- [Directions for this task]: Return the listing below in full, with every line exactly as it is.

Records:
┌────────

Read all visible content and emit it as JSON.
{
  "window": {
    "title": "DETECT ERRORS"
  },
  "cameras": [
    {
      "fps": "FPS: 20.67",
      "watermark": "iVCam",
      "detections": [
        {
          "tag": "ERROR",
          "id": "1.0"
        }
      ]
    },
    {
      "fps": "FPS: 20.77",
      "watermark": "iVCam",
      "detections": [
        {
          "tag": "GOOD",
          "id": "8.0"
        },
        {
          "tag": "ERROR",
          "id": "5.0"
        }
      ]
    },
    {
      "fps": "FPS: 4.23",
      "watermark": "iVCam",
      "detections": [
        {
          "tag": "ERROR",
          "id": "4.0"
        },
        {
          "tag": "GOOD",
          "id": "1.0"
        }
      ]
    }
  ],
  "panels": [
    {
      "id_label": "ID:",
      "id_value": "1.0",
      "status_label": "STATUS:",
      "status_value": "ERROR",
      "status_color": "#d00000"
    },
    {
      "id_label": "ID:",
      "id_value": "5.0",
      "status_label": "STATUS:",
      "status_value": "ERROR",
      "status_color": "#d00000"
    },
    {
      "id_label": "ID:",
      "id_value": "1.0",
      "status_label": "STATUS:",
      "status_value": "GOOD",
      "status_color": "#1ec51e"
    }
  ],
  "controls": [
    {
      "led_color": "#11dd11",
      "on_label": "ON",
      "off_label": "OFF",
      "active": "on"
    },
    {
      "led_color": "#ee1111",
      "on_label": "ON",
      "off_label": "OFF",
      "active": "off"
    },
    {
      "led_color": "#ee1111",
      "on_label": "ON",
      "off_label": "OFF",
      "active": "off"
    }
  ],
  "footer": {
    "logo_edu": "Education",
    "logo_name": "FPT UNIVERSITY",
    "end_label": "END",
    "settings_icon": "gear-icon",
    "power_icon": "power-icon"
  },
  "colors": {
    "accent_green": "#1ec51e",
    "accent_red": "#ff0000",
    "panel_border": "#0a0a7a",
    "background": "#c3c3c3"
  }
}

└────────

- [Solution for this problem]:
Read all visible content and emit it as JSON.
{
  "window": {
    "title": "DETECT ERRORS"
  },
  "cameras": [
    {
      "fps": "FPS: 20.67",
      "watermark": "iVCam",
      "detections": [
        {
          "tag": "ERROR",
          "id": "1.0"
        }
      ]
    },
    {
      "fps": "FPS: 20.77",
      "watermark": "iVCam",
      "detections": [
        {
          "tag": "GOOD",
          "id": "8.0"
        },
        {
          "tag": "ERROR",
          "id": "5.0"
        }
      ]
    },
    {
      "fps": "FPS: 4.23",
      "watermark": "iVCam",
      "detections": [
        {
          "tag": "ERROR",
          "id": "4.0"
        },
        {
          "tag": "GOOD",
          "id": "1.0"
        }
      ]
    }
  ],
  "panels": [
    {
      "id_label": "ID:",
      "id_value": "1.0",
      "status_label": "STATUS:",
      "status_value": "ERROR",
      "status_color": "#d00000"
    },
    {
      "id_label": "ID:",
      "id_value": "5.0",
      "status_label": "STATUS:",
      "status_value": "ERROR",
      "status_color": "#d00000"
    },
    {
      "id_label": "ID:",
      "id_value": "1.0",
      "status_label": "STATUS:",
      "status_value": "GOOD",
      "status_color": "#1ec51e"
    }
  ],
  "controls": [
    {
      "led_color": "#11dd11",
      "on_label": "ON",
      "off_label": "OFF",
      "active": "on"
    },
    {
      "led_color": "#ee1111",
      "on_label": "ON",
      "off_label": "OFF",
      "active": "off"
    },
    {
      "led_color": "#ee1111",
      "on_label": "ON",
      "off_label": "OFF",
      "active": "off"
    }
  ],
  "footer": {
    "logo_edu": "Education",
    "logo_name": "FPT UNIVERSITY",
    "end_label": "END",
    "settings_icon": "gear-icon",
    "power_icon": "power-icon"
  },
  "colors": {
    "accent_green": "#1ec51e",
    "accent_red": "#ff0000",
    "panel_border": "#0a0a7a",
    "background": "#c3c3c3"
  }
}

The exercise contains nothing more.